> [WORK TO BE COMPLETED] Rewrite the data starting with the line that contains "type-row-chemical: Chemical #FDB913" and going on through the line that contains "type-name: Energy [268, 20, 468, 80]", substituting "type-label" for "type-name" and leaving everything else unchanged.

> [SUPPLIED MATERIAL]
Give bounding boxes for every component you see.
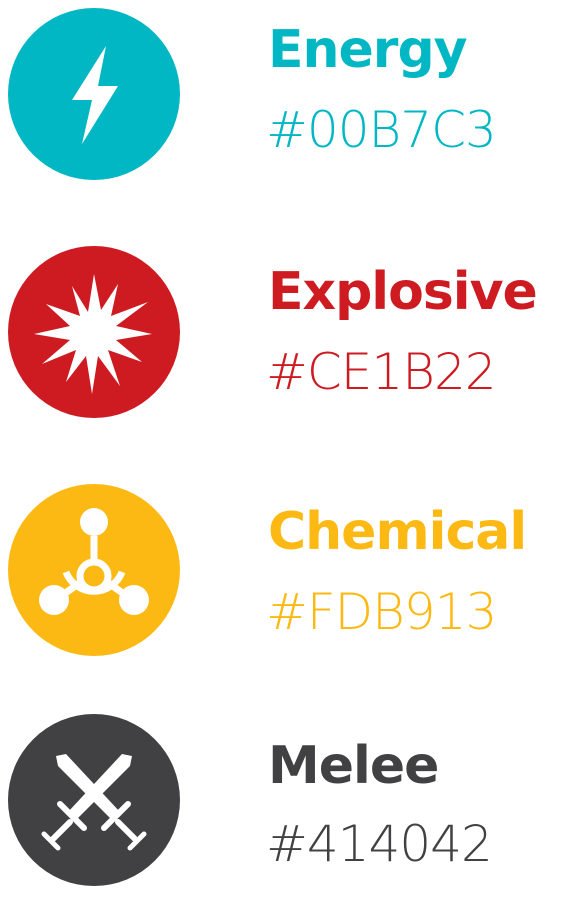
type-row-chemical: Chemical #FDB913 [0, 484, 581, 684]
crossed-swords-icon [41, 754, 147, 851]
molecule-icon [39, 508, 149, 615]
melee-badge [8, 714, 180, 886]
type-row-melee: Melee #414042 [0, 714, 581, 914]
lightning-bolt-icon [72, 46, 118, 144]
type-hex-code: #FDB913 [266, 583, 497, 641]
type-row-explosive: Explosive #CE1B22 [0, 246, 581, 446]
type-name: Melee [268, 736, 439, 796]
explosive-badge [8, 246, 180, 418]
explosion-burst-icon [34, 274, 152, 394]
type-hex-code: #00B7C3 [266, 101, 497, 159]
type-name: Explosive [268, 262, 538, 322]
type-name: Energy [268, 20, 468, 80]
type-name: Chemical [268, 502, 527, 562]
chemical-badge [8, 484, 180, 656]
type-row-energy: Energy #00B7C3 [0, 8, 581, 208]
energy-badge [8, 8, 180, 180]
type-hex-code: #414042 [266, 815, 493, 873]
type-hex-code: #CE1B22 [266, 343, 497, 401]
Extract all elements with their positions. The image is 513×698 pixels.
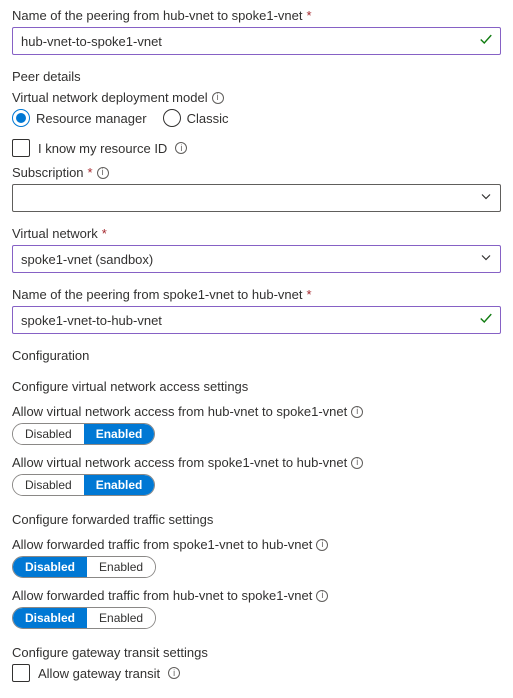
subscription-label: Subscription * i [12,165,501,180]
info-icon[interactable]: i [97,167,109,179]
checkbox-label: Allow gateway transit [38,666,160,681]
toggle-enabled[interactable]: Enabled [84,424,155,444]
label-text: Allow forwarded traffic from spoke1-vnet… [12,537,312,552]
info-icon[interactable]: i [316,539,328,551]
forwarded-hub-to-spoke-label: Allow forwarded traffic from hub-vnet to… [12,588,501,603]
radio-resource-manager[interactable]: Resource manager [12,109,147,127]
toggle-enabled[interactable]: Enabled [87,608,155,628]
chevron-down-icon [480,252,492,267]
virtual-network-label: Virtual network * [12,226,501,241]
checkbox-icon [12,664,30,682]
radio-label: Classic [187,111,229,126]
subscription-select[interactable] [12,184,501,212]
access-hub-to-spoke-label: Allow virtual network access from hub-vn… [12,404,501,419]
know-resource-id-checkbox[interactable]: I know my resource ID i [12,139,501,157]
info-icon[interactable]: i [316,590,328,602]
toggle-disabled[interactable]: Disabled [13,424,84,444]
peering-hub-to-spoke-input[interactable] [12,27,501,55]
toggle-disabled[interactable]: Disabled [13,557,87,577]
required-mark: * [307,287,312,302]
info-icon[interactable]: i [351,406,363,418]
info-icon[interactable]: i [212,92,224,104]
peering-hub-to-spoke-label: Name of the peering from hub-vnet to spo… [12,8,501,23]
radio-classic[interactable]: Classic [163,109,229,127]
label-text: Virtual network deployment model [12,90,208,105]
access-spoke-to-hub-label: Allow virtual network access from spoke1… [12,455,501,470]
gateway-transit-checkbox[interactable]: Allow gateway transit i [12,664,501,682]
forwarded-hub-to-spoke-toggle[interactable]: Disabled Enabled [12,607,156,629]
access-hub-to-spoke-toggle[interactable]: Disabled Enabled [12,423,155,445]
access-settings-title: Configure virtual network access setting… [12,379,501,394]
peering-spoke-to-hub-input[interactable] [12,306,501,334]
radio-label: Resource manager [36,111,147,126]
configuration-title: Configuration [12,348,501,363]
label-text: Allow virtual network access from hub-vn… [12,404,347,419]
required-mark: * [307,8,312,23]
chevron-down-icon [480,191,492,206]
label-text: Name of the peering from spoke1-vnet to … [12,287,303,302]
label-text: Name of the peering from hub-vnet to spo… [12,8,303,23]
forwarded-settings-title: Configure forwarded traffic settings [12,512,501,527]
info-icon[interactable]: i [351,457,363,469]
virtual-network-select[interactable]: spoke1-vnet (sandbox) [12,245,501,273]
deployment-model-label: Virtual network deployment model i [12,90,501,105]
checkbox-icon [12,139,30,157]
forwarded-spoke-to-hub-label: Allow forwarded traffic from spoke1-vnet… [12,537,501,552]
required-mark: * [102,226,107,241]
info-icon[interactable]: i [168,667,180,679]
checkbox-label: I know my resource ID [38,141,167,156]
info-icon[interactable]: i [175,142,187,154]
peering-spoke-to-hub-label: Name of the peering from spoke1-vnet to … [12,287,501,302]
label-text: Allow virtual network access from spoke1… [12,455,347,470]
radio-icon [12,109,30,127]
toggle-enabled[interactable]: Enabled [84,475,155,495]
gateway-settings-title: Configure gateway transit settings [12,645,501,660]
label-text: Subscription [12,165,84,180]
toggle-disabled[interactable]: Disabled [13,608,87,628]
peer-details-title: Peer details [12,69,501,84]
label-text: Virtual network [12,226,98,241]
access-spoke-to-hub-toggle[interactable]: Disabled Enabled [12,474,155,496]
required-mark: * [88,165,93,180]
toggle-disabled[interactable]: Disabled [13,475,84,495]
toggle-enabled[interactable]: Enabled [87,557,155,577]
select-value: spoke1-vnet (sandbox) [21,252,153,267]
radio-icon [163,109,181,127]
label-text: Allow forwarded traffic from hub-vnet to… [12,588,312,603]
forwarded-spoke-to-hub-toggle[interactable]: Disabled Enabled [12,556,156,578]
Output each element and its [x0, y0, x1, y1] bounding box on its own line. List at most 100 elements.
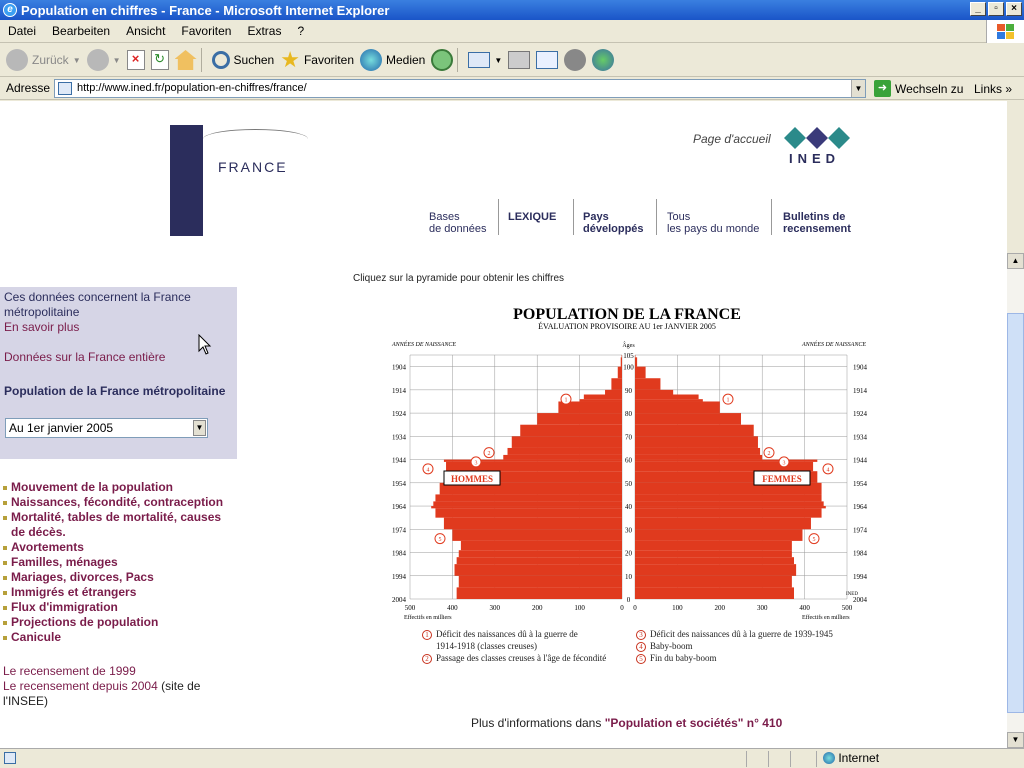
printer-icon: [508, 51, 531, 69]
menu-ansicht[interactable]: Ansicht: [118, 24, 173, 38]
nav-developed-countries[interactable]: Pays développés: [583, 211, 644, 235]
male-bar: [458, 550, 622, 558]
back-button[interactable]: Zurück ▼: [6, 49, 81, 71]
menu-item[interactable]: Mariages, divorces, Pacs: [3, 570, 233, 585]
right-axis-title: ANNÉES DE NAISSANCE: [801, 340, 866, 348]
birth-year-label: 1944: [853, 457, 868, 465]
messenger-button[interactable]: [592, 49, 615, 71]
date-select[interactable]: Au 1er janvier 2005 ▼: [5, 418, 208, 438]
male-bar: [454, 564, 622, 576]
stop-button[interactable]: ×: [126, 50, 145, 70]
whole-france-link[interactable]: Données sur la France entière: [4, 350, 165, 364]
menu-item[interactable]: Immigrés et étrangers: [3, 585, 233, 600]
nav-divider: [656, 199, 657, 235]
male-bar: [537, 413, 622, 425]
history-button[interactable]: [431, 49, 454, 71]
x-axis-label: Effectifs en milliers: [802, 614, 850, 621]
nav-census-bulletins[interactable]: Bulletins de recensement: [783, 211, 851, 235]
nav-all-countries[interactable]: Tous les pays du monde: [667, 211, 759, 235]
address-input[interactable]: http://www.ined.fr/population-en-chiffre…: [54, 79, 866, 98]
minimize-button[interactable]: _: [970, 2, 986, 16]
x-tick-label: 300: [490, 604, 501, 612]
print-button[interactable]: [508, 51, 531, 69]
links-button[interactable]: Links »: [974, 82, 1012, 96]
more-info-line: Plus d'informations dans "Population et …: [471, 716, 783, 730]
search-icon: [211, 51, 230, 69]
birth-year-label: 1984: [392, 550, 407, 558]
male-bar: [583, 394, 622, 400]
menu-item[interactable]: Canicule: [3, 630, 233, 645]
menu-extras[interactable]: Extras: [239, 24, 289, 38]
female-bar: [635, 447, 761, 455]
menu-item[interactable]: Avortements: [3, 540, 233, 555]
menu-item[interactable]: Naissances, fécondité, contraception: [3, 495, 233, 510]
male-bar: [443, 517, 622, 530]
address-label: Adresse: [6, 81, 51, 95]
window-title: Population en chiffres - France - Micros…: [21, 2, 390, 18]
scroll-down-button[interactable]: ▼: [1007, 732, 1024, 748]
maximize-button[interactable]: ▫: [988, 2, 1004, 16]
favorites-button[interactable]: ★ Favoriten: [280, 49, 354, 71]
search-button[interactable]: Suchen: [211, 51, 274, 69]
nav-lexique[interactable]: LEXIQUE: [508, 211, 556, 223]
scroll-up-button[interactable]: ▲: [1007, 253, 1024, 269]
census-2004-link[interactable]: Le recensement depuis 2004: [3, 679, 158, 693]
media-button[interactable]: Medien: [360, 49, 425, 71]
menu-item[interactable]: Familles, ménages: [3, 555, 233, 570]
female-bar: [635, 454, 763, 460]
status-bar: Internet: [0, 748, 1024, 768]
edit-button[interactable]: [536, 51, 559, 69]
population-societes-link[interactable]: "Population et sociétés" n° 410: [605, 716, 783, 730]
age-tick-label: 50: [625, 480, 633, 488]
menu-bearbeiten[interactable]: Bearbeiten: [44, 24, 118, 38]
census-1999-link[interactable]: Le recensement de 1999: [3, 664, 233, 679]
birth-year-label: 1974: [392, 526, 407, 534]
age-tick-label: 10: [625, 573, 633, 581]
address-dropdown-button[interactable]: ▼: [851, 80, 865, 97]
discuss-button[interactable]: [564, 49, 587, 71]
page-content: FRANCE Page d'accueil INED Bases de donné…: [0, 101, 1007, 748]
more-info-link[interactable]: En savoir plus: [4, 320, 79, 334]
menu-item[interactable]: Mortalité, tables de mortalité, causes d…: [3, 510, 233, 540]
legend-item-5: 5 Fin du baby-boom: [636, 652, 833, 664]
female-bar: [635, 378, 661, 390]
female-bar: [635, 575, 792, 588]
birth-year-label: 1944: [392, 457, 407, 465]
birth-year-label: 1924: [853, 410, 868, 418]
age-tick-label: 80: [625, 410, 633, 418]
population-pyramid-chart[interactable]: 1051009080706050403020100500 500400 400300…: [384, 337, 874, 622]
male-bar: [605, 389, 622, 395]
mail-button[interactable]: ▼: [468, 52, 502, 68]
messenger-icon: [592, 49, 615, 71]
credit-label: INED: [846, 592, 858, 597]
menu-item[interactable]: Projections de population: [3, 615, 233, 630]
x-tick-label: 0: [633, 604, 637, 612]
menu-item[interactable]: Mouvement de la population: [3, 480, 233, 495]
female-bar: [635, 401, 720, 414]
scroll-thumb[interactable]: [1007, 313, 1024, 713]
refresh-button[interactable]: ↻: [150, 50, 169, 70]
home-link[interactable]: Page d'accueil: [693, 132, 771, 146]
x-tick-label: 0: [620, 604, 624, 612]
male-bar: [456, 587, 622, 599]
age-tick-label: 40: [625, 503, 633, 511]
menu-favoriten[interactable]: Favoriten: [173, 24, 239, 38]
x-tick-label: 200: [532, 604, 543, 612]
go-button[interactable]: ➜ Wechseln zu: [874, 80, 963, 97]
annotation-label: 1: [727, 398, 730, 404]
nav-databases[interactable]: Bases de données: [429, 211, 487, 235]
menu-datei[interactable]: Datei: [0, 24, 44, 38]
menu-help[interactable]: ?: [289, 24, 312, 38]
ined-logo-icon[interactable]: [784, 127, 852, 149]
vertical-scrollbar[interactable]: ▲ ▼: [1007, 253, 1024, 748]
close-button[interactable]: ×: [1006, 2, 1022, 16]
globe-icon: [360, 49, 382, 71]
female-bar: [635, 587, 794, 599]
ined-logo-text: INED: [789, 151, 841, 166]
birth-year-label: 1964: [392, 503, 407, 511]
forward-button[interactable]: ▼: [86, 49, 121, 71]
female-label: FEMMES: [762, 474, 802, 484]
home-button[interactable]: [174, 50, 197, 70]
menu-item[interactable]: Flux d'immigration: [3, 600, 233, 615]
birth-year-label: 2004: [853, 596, 868, 604]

> [WRITTEN RESPONSE]
type-row-chemical: Chemical #FDB913 [0, 484, 581, 684]
crossed-swords-icon [41, 754, 147, 851]
molecule-icon [39, 508, 149, 615]
melee-badge [8, 714, 180, 886]
type-row-melee: Melee #414042 [0, 714, 581, 914]
lightning-bolt-icon [72, 46, 118, 144]
type-hex-code: #FDB913 [266, 583, 497, 641]
type-row-explosive: Explosive #CE1B22 [0, 246, 581, 446]
type-label: Melee [268, 736, 439, 796]
explosive-badge [8, 246, 180, 418]
explosion-burst-icon [34, 274, 152, 394]
type-hex-code: #00B7C3 [266, 101, 497, 159]
type-label: Explosive [268, 262, 538, 322]
type-label: Energy [268, 20, 468, 80]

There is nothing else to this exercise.